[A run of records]
start
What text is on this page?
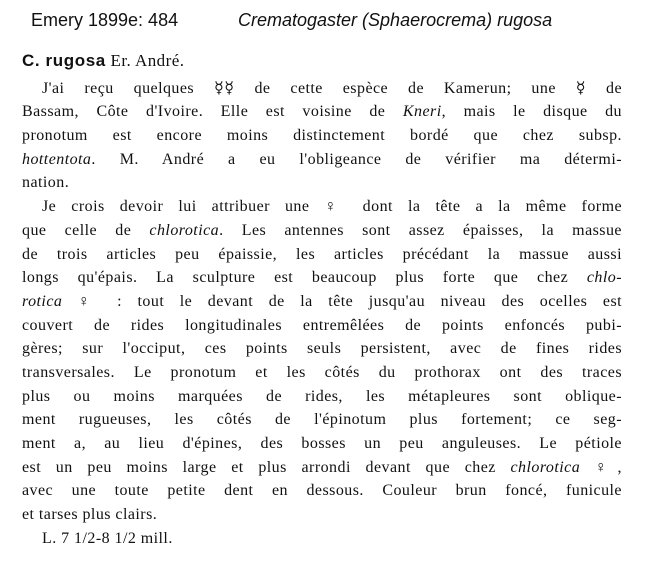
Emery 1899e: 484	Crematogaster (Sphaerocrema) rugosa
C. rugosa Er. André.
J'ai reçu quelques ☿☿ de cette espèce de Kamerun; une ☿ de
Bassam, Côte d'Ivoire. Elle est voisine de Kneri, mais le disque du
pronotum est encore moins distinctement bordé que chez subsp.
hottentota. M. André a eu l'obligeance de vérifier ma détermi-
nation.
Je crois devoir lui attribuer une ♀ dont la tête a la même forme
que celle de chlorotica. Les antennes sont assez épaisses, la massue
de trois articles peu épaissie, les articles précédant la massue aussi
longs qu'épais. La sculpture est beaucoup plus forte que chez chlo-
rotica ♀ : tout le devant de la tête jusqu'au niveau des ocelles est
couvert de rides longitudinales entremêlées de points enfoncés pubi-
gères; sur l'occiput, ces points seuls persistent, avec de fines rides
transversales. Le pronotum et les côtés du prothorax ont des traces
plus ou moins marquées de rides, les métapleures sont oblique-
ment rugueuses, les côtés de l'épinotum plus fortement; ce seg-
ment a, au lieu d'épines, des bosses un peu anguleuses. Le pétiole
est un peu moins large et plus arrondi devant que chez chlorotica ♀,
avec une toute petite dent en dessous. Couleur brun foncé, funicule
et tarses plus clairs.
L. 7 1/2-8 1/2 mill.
end
[WRITTEN INSTRUCTION] In this exercise, set down all of the data exactly, without the pictures.

[EXPECTED OUTPUT]
What text is on this page?
Emery 1899e: 484	Crematogaster (Sphaerocrema) rugosa
C. rugosa Er. André.
J'ai reçu quelques ☿☿ de cette espèce de Kamerun; une ☿ de
Bassam, Côte d'Ivoire. Elle est voisine de Kneri, mais le disque du
pronotum est encore moins distinctement bordé que chez subsp.
hottentota. M. André a eu l'obligeance de vérifier ma détermi-
nation.
Je crois devoir lui attribuer une ♀ dont la tête a la même forme
que celle de chlorotica. Les antennes sont assez épaisses, la massue
de trois articles peu épaissie, les articles précédant la massue aussi
longs qu'épais. La sculpture est beaucoup plus forte que chez chlo-
rotica ♀ : tout le devant de la tête jusqu'au niveau des ocelles est
couvert de rides longitudinales entremêlées de points enfoncés pubi-
gères; sur l'occiput, ces points seuls persistent, avec de fines rides
transversales. Le pronotum et les côtés du prothorax ont des traces
plus ou moins marquées de rides, les métapleures sont oblique-
ment rugueuses, les côtés de l'épinotum plus fortement; ce seg-
ment a, au lieu d'épines, des bosses un peu anguleuses. Le pétiole
est un peu moins large et plus arrondi devant que chez chlorotica ♀,
avec une toute petite dent en dessous. Couleur brun foncé, funicule
et tarses plus clairs.
L. 7 1/2-8 1/2 mill.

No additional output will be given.